EXERCISE INSTRUCTIONS: Look through the data below. Show each line where the string "name" occurs.

[START OF EXTRACTED RECORDS]

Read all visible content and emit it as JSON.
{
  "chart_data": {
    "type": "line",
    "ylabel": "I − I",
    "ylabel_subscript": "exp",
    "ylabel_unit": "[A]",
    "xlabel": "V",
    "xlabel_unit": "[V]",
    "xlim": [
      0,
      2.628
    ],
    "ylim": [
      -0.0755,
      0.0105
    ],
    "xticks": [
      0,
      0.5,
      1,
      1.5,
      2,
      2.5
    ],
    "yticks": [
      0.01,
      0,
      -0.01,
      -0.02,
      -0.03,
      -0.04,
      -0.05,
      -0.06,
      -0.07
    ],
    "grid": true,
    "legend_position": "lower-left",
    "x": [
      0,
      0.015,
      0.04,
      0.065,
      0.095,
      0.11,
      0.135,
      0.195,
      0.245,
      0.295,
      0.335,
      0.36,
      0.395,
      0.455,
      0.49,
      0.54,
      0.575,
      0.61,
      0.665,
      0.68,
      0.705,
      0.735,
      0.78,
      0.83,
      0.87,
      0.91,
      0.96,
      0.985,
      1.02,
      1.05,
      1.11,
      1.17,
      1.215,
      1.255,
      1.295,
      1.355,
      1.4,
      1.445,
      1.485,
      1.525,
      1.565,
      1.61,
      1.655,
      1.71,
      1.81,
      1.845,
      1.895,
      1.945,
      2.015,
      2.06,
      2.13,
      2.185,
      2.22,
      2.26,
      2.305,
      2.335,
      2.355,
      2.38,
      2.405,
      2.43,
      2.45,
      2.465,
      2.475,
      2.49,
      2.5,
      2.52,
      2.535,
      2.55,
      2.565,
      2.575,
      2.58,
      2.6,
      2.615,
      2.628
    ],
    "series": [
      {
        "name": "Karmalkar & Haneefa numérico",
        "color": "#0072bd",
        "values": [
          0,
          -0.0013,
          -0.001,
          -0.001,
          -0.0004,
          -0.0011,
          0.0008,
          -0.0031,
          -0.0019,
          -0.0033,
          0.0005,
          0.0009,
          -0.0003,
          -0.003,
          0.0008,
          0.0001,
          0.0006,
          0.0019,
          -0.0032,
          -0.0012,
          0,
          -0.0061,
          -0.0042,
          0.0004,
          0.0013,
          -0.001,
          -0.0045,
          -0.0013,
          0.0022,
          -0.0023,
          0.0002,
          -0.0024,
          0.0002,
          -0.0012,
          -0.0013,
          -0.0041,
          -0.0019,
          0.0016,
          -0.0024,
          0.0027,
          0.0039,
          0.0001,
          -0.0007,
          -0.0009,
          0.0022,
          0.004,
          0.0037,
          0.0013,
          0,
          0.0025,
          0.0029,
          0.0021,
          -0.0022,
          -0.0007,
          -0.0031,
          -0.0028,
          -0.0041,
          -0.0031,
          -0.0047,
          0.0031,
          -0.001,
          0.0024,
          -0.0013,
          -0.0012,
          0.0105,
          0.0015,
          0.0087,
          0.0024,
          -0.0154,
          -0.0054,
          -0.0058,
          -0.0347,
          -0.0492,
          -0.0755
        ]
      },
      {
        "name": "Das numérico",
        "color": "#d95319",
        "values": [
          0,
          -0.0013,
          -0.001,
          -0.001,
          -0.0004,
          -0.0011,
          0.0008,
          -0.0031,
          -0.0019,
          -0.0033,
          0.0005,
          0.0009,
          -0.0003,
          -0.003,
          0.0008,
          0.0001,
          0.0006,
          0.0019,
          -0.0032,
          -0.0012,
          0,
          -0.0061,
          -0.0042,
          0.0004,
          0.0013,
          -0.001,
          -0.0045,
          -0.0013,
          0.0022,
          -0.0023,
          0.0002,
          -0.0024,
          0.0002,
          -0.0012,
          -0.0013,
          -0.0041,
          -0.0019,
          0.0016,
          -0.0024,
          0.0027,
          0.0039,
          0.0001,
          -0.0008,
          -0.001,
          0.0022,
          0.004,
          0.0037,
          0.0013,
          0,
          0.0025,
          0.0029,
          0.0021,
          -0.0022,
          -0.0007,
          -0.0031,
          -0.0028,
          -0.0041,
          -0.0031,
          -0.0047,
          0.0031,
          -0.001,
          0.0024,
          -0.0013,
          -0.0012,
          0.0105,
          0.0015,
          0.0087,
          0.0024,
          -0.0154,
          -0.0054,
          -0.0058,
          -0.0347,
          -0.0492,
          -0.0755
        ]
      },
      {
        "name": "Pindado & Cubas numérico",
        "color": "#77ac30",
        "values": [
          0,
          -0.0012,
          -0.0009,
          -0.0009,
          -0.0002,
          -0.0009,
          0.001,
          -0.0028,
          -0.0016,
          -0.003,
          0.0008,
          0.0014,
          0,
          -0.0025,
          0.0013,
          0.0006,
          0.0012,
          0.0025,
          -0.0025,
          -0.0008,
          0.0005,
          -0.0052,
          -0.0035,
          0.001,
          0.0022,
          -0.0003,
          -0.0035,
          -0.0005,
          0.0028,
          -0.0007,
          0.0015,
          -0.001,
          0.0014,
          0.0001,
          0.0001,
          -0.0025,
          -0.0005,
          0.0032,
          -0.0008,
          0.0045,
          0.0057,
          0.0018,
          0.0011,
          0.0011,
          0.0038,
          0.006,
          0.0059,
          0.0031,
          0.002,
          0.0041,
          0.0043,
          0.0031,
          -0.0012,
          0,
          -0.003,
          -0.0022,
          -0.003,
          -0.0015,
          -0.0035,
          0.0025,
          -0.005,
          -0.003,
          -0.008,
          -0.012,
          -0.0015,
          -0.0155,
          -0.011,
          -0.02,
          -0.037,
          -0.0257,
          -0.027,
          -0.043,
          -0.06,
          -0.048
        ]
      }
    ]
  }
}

[END OF EXTRACTED RECORDS]

FINAL RESULT:
        "name": "Karmalkar & Haneefa numérico",
        "name": "Das numérico",
        "name": "Pindado & Cubas numérico",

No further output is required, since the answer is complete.